» REQUIREMENT:
Format the stretch of rows from the line containing "right-tick-label: 9.500.000 [619, 72, 659, 82]" through the line containing "left-tick-label: 10.000 [9, 307, 37, 317]" as a JSON list of strings, one per line, leaving out blank lines.

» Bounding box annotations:
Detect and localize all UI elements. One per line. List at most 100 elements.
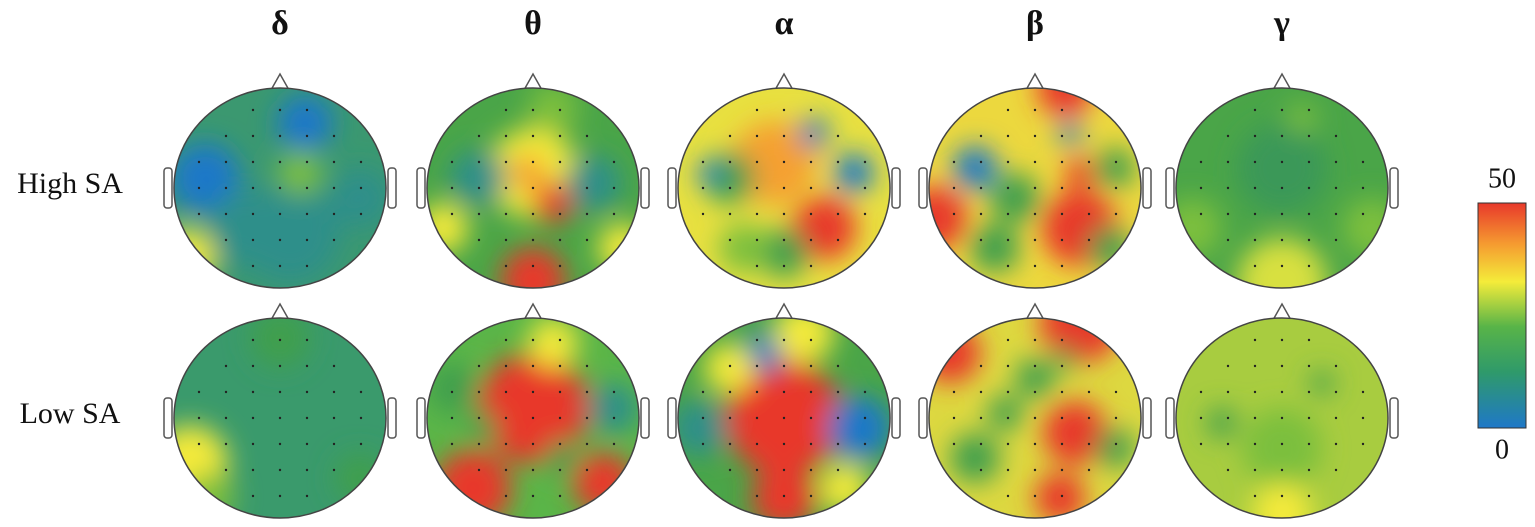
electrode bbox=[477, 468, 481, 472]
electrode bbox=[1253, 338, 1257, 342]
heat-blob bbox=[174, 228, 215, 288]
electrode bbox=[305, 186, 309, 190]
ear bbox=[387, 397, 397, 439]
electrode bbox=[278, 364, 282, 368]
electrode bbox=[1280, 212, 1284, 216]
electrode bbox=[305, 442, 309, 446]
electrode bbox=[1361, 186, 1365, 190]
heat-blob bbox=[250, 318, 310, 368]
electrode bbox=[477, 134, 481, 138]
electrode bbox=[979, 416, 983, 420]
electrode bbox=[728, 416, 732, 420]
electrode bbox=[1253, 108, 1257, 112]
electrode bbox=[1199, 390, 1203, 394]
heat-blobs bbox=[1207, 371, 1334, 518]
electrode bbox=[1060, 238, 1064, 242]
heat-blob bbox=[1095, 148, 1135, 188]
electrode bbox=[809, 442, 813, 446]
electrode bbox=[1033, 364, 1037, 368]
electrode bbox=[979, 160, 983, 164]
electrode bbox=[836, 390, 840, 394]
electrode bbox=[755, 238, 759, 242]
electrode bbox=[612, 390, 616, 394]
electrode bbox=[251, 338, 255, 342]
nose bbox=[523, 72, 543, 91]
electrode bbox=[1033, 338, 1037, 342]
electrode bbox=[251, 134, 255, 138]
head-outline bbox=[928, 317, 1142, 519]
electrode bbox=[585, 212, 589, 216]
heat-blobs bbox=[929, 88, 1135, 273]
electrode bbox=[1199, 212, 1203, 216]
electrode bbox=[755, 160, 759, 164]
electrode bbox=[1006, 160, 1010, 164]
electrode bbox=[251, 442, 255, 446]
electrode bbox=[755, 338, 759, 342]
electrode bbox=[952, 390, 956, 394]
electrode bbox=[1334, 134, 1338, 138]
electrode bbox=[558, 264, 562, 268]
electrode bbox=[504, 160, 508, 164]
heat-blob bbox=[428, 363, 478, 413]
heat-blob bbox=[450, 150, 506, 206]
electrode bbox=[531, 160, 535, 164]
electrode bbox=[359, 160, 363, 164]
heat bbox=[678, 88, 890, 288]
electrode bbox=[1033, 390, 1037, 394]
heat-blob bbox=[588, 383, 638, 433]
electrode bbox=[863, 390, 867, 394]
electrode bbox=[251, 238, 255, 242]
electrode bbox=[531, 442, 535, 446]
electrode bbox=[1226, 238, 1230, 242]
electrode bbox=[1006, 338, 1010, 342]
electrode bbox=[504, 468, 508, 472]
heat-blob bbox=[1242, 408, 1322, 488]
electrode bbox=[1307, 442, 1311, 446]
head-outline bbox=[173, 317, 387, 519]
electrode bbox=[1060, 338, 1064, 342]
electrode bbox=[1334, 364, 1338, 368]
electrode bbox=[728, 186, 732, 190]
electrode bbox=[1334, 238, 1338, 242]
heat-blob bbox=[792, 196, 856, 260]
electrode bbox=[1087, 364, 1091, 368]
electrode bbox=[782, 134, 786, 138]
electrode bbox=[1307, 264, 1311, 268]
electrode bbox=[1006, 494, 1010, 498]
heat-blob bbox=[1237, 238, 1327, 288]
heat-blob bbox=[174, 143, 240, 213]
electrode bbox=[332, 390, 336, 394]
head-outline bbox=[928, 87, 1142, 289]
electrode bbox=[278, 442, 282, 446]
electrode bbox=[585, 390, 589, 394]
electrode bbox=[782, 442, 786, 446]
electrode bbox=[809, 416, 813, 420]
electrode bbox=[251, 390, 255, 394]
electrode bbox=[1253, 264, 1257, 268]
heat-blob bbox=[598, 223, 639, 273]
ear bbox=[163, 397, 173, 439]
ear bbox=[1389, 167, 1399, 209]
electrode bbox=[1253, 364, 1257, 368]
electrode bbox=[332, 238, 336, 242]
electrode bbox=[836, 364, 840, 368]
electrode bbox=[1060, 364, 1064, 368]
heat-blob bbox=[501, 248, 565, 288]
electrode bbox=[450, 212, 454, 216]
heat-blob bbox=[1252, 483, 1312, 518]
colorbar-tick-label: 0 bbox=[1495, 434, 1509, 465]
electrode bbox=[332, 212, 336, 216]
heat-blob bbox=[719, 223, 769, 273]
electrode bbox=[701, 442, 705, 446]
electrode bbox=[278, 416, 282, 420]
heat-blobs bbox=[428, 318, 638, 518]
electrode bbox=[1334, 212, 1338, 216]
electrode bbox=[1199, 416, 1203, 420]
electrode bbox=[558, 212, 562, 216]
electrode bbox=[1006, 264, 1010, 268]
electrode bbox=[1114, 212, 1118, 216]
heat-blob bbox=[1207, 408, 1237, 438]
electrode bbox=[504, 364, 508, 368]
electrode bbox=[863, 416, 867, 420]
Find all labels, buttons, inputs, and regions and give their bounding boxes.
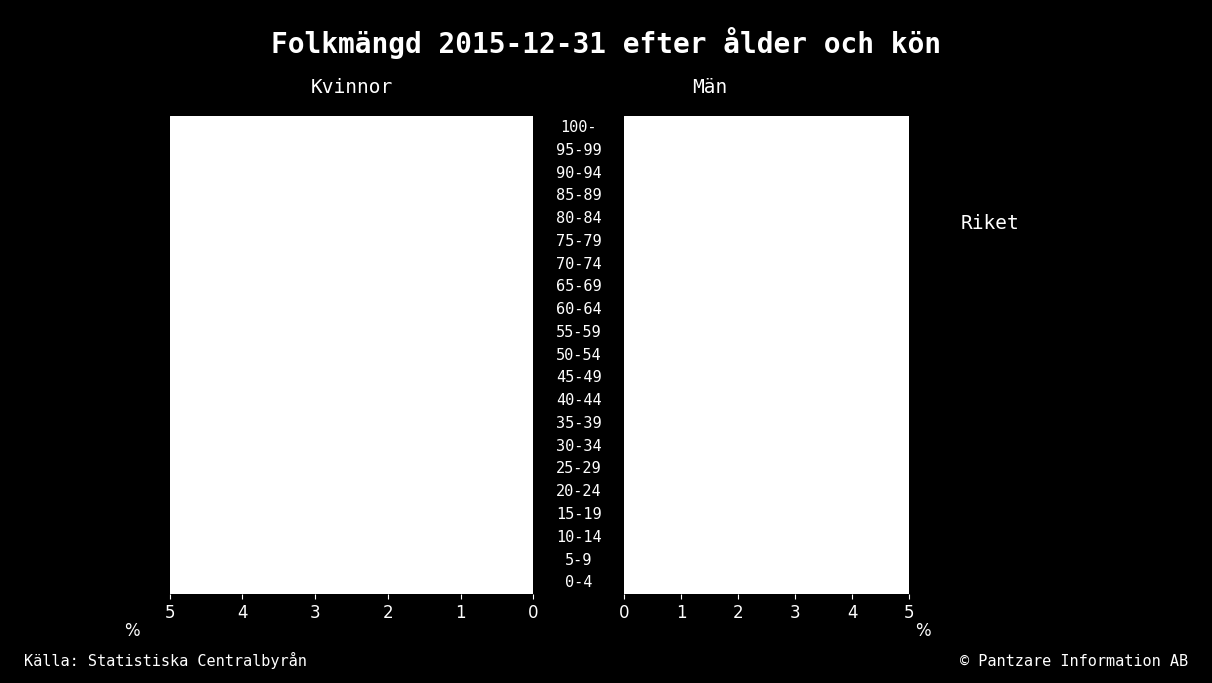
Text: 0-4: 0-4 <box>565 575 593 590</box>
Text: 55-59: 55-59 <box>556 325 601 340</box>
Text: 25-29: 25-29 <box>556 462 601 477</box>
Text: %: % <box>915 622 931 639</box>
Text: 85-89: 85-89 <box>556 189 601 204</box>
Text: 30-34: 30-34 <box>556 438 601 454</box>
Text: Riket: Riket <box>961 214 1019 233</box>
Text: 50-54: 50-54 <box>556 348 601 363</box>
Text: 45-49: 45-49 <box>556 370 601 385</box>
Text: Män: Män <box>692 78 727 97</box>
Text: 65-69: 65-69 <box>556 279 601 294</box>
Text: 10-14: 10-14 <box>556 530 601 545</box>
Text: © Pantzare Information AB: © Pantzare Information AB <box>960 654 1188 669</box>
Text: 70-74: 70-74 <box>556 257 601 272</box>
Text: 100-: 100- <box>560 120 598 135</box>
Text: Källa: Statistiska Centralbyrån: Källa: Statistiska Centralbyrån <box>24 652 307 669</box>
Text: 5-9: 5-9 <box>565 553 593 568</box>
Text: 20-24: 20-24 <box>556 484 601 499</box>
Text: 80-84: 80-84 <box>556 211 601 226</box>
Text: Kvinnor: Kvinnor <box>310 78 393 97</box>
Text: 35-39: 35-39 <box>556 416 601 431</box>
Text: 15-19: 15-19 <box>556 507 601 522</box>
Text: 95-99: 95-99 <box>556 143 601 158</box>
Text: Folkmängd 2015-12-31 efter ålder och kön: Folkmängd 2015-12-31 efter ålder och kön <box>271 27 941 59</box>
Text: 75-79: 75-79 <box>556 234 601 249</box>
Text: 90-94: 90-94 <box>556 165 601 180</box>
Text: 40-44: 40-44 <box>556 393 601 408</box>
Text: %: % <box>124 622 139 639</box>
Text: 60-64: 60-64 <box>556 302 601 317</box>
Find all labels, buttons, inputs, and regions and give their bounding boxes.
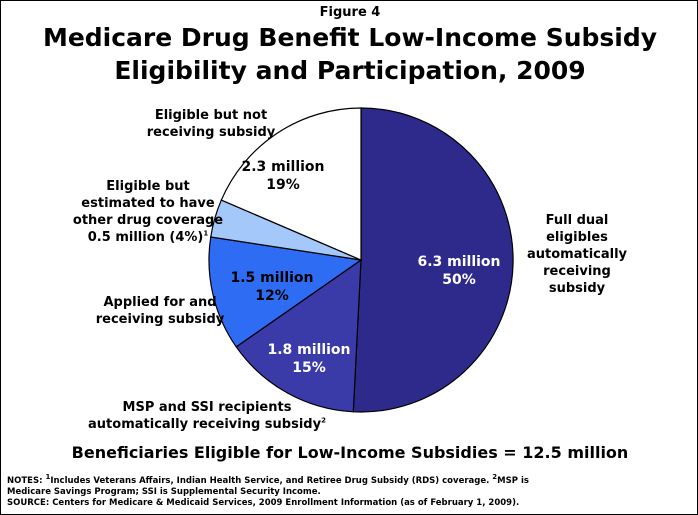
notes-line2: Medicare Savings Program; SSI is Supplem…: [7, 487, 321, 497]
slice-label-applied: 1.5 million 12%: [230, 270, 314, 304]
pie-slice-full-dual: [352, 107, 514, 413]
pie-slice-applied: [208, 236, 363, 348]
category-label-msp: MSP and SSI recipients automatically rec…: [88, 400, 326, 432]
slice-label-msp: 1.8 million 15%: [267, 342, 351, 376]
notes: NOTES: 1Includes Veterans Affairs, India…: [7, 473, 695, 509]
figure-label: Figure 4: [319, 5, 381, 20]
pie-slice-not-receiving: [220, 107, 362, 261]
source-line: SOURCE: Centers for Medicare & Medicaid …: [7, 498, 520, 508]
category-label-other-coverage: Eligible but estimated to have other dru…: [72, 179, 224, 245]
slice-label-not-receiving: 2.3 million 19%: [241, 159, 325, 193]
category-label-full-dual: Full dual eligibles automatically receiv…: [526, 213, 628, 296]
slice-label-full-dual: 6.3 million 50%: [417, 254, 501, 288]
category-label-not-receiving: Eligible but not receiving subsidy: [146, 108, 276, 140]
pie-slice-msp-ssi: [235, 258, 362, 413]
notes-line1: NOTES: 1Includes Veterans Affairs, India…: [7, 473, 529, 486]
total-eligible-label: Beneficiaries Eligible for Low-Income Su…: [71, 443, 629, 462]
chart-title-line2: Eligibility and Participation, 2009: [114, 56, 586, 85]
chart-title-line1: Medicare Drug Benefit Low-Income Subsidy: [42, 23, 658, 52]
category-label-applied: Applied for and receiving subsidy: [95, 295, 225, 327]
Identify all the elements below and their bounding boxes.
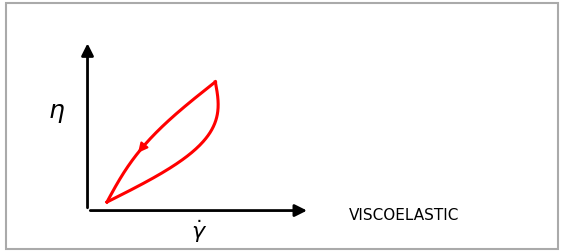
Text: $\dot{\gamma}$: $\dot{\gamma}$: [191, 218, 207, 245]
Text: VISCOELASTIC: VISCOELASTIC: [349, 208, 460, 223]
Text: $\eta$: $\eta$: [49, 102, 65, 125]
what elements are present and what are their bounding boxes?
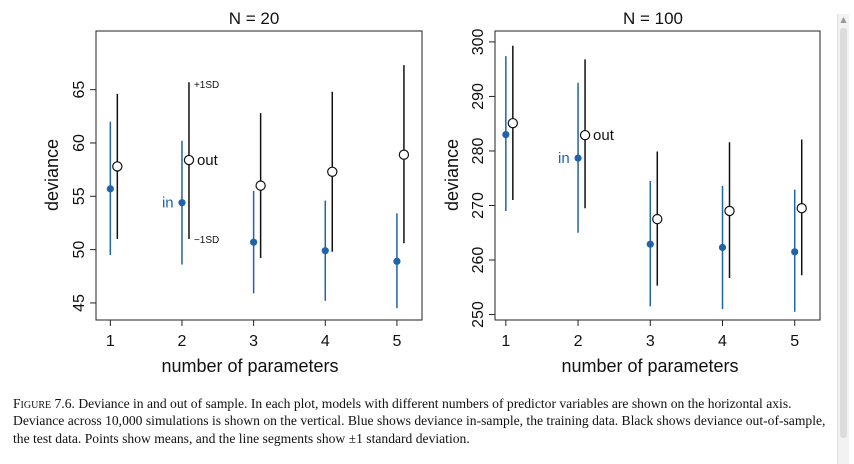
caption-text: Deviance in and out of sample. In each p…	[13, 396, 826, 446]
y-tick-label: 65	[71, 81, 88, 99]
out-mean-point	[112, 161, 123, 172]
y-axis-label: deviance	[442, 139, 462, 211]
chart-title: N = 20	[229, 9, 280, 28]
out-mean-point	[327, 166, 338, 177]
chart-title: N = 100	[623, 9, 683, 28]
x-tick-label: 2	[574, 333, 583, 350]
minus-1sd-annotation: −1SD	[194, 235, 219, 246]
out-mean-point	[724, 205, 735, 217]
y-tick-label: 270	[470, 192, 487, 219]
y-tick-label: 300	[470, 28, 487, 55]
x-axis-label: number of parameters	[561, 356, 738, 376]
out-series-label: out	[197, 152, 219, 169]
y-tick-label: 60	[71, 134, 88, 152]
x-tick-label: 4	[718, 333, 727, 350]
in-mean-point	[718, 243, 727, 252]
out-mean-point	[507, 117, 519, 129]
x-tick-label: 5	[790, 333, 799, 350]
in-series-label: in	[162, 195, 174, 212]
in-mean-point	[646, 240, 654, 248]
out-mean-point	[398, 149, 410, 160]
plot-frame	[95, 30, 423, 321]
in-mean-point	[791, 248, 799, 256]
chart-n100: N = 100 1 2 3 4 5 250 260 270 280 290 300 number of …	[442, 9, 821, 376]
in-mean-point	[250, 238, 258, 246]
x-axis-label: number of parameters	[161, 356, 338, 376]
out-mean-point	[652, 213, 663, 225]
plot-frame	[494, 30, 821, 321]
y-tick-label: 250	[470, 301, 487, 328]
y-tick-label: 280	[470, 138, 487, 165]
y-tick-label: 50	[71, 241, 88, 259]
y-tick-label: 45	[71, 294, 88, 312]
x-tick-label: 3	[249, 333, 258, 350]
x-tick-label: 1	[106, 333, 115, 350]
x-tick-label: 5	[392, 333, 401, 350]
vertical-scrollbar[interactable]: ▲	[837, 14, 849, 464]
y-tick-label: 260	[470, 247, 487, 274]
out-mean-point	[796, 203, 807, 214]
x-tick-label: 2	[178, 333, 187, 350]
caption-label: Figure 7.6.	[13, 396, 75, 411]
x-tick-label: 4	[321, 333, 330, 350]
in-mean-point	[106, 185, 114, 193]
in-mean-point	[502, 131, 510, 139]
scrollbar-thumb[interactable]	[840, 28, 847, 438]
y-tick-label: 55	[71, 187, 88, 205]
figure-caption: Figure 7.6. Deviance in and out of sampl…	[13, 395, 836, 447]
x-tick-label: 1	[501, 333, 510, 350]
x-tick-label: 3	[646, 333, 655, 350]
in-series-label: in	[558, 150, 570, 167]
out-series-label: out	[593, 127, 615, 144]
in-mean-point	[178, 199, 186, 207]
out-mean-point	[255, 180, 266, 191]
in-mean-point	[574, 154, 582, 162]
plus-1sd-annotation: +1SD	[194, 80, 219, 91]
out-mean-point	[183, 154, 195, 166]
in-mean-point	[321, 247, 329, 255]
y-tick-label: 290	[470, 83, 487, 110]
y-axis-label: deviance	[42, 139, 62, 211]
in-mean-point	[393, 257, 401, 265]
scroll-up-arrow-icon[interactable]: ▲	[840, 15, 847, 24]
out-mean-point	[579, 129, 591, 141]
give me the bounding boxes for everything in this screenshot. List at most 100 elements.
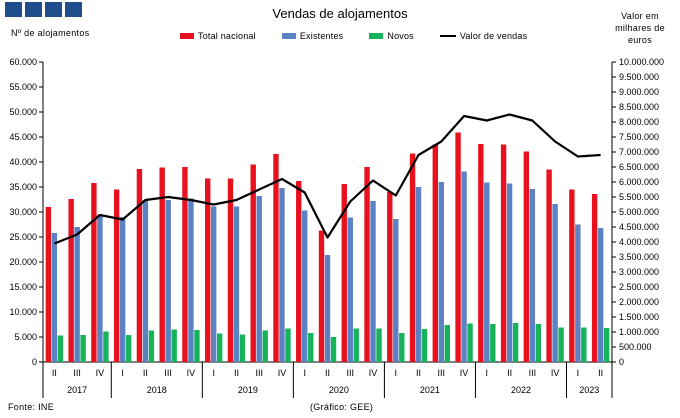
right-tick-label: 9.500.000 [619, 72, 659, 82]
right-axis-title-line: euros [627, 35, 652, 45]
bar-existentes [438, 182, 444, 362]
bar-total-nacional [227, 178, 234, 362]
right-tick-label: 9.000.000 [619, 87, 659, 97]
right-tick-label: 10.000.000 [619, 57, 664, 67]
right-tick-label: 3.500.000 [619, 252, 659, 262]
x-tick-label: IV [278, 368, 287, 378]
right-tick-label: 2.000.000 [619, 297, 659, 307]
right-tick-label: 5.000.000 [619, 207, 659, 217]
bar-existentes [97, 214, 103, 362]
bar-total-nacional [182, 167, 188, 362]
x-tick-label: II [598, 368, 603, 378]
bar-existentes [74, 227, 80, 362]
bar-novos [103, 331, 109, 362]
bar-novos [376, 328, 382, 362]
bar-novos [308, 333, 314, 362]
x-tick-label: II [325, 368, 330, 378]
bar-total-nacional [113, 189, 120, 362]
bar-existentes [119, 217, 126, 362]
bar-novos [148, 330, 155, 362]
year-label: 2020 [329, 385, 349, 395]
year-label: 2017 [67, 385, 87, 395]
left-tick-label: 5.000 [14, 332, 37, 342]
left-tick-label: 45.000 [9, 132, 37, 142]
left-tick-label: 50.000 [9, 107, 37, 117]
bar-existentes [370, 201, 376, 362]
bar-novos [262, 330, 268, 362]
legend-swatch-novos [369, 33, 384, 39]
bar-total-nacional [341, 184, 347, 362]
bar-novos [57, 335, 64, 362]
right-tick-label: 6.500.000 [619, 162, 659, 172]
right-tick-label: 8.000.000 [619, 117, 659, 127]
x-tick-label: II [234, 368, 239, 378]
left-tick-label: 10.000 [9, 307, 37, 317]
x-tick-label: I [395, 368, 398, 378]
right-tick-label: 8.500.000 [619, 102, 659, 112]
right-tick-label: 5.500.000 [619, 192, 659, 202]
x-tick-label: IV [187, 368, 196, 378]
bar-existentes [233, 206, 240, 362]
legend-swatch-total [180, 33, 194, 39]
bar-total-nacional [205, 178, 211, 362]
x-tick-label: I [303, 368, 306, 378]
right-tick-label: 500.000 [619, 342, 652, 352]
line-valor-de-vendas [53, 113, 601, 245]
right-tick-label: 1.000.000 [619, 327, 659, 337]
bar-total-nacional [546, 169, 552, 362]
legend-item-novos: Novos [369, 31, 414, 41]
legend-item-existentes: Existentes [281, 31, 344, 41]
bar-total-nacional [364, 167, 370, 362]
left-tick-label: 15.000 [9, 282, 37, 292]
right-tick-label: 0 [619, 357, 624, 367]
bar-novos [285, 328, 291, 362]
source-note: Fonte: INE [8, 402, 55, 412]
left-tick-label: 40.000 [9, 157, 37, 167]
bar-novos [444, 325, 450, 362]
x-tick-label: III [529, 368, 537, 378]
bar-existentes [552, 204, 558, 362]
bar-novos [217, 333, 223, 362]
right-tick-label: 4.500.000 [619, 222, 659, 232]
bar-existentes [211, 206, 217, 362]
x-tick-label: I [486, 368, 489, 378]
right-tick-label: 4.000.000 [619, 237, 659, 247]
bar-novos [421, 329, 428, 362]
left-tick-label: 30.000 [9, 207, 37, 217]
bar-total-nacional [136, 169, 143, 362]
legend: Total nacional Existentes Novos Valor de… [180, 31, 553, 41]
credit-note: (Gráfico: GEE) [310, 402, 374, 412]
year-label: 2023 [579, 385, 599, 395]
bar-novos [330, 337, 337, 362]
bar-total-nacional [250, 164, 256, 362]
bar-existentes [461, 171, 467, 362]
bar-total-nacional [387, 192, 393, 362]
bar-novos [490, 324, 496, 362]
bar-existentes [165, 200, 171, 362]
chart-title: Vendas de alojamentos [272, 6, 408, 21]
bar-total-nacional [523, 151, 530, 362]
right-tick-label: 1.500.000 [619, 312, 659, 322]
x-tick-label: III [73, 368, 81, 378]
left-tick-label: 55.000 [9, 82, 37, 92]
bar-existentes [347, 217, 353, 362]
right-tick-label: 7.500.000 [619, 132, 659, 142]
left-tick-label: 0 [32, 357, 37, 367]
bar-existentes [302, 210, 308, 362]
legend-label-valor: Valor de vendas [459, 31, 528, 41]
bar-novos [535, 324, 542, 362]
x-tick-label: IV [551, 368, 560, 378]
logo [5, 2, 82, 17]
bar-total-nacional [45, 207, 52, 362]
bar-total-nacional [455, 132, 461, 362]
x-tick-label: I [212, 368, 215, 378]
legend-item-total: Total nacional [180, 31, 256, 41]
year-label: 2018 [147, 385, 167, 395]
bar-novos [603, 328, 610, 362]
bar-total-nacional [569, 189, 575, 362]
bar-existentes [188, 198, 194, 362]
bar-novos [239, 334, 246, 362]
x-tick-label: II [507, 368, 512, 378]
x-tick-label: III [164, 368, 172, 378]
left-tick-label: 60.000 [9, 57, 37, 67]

» OUTPUT FOR THIS TASK:
[
  "right-tick-label: 9.500.000 [619, 72, 659, 82]",
  "right-axis-title-line: euros [627, 35, 652, 45]",
  "bar-existentes [438, 182, 444, 362]",
  "bar-total-nacional [227, 178, 234, 362]",
  "right-tick-label: 9.000.000 [619, 87, 659, 97]",
  "right-tick-label: 10.000.000 [619, 57, 664, 67]",
  "right-tick-label: 3.500.000 [619, 252, 659, 262]",
  "x-tick-label: IV [278, 368, 287, 378]",
  "right-tick-label: 2.000.000 [619, 297, 659, 307]",
  "right-tick-label: 5.000.000 [619, 207, 659, 217]",
  "bar-existentes [97, 214, 103, 362]",
  "bar-total-nacional [182, 167, 188, 362]",
  "x-tick-label: II [598, 368, 603, 378]",
  "bar-existentes [74, 227, 80, 362]",
  "bar-novos [103, 331, 109, 362]",
  "bar-novos [376, 328, 382, 362]",
  "bar-novos [308, 333, 314, 362]",
  "x-tick-label: II [325, 368, 330, 378]",
  "bar-total-nacional [113, 189, 120, 362]",
  "bar-existentes [119, 217, 126, 362]",
  "bar-novos [148, 330, 155, 362]",
  "year-label: 2020 [329, 385, 349, 395]",
  "year-label: 2017 [67, 385, 87, 395]",
  "left-tick-label: 5.000 [14, 332, 37, 342]",
  "left-tick-label: 45.000 [9, 132, 37, 142]",
  "left-tick-label: 50.000 [9, 107, 37, 117]",
  "bar-existentes [370, 201, 376, 362]",
  "bar-novos [262, 330, 268, 362]",
  "legend-swatch-novos [369, 33, 384, 39]",
  "bar-total-nacional [341, 184, 347, 362]",
  "bar-novos [57, 335, 64, 362]",
  "right-tick-label: 6.500.000 [619, 162, 659, 172]",
  "right-tick-label: 8.000.000 [619, 117, 659, 127]",
  "x-tick-label: II [234, 368, 239, 378]",
  "left-tick-label: 10.000 [9, 307, 37, 317]"
]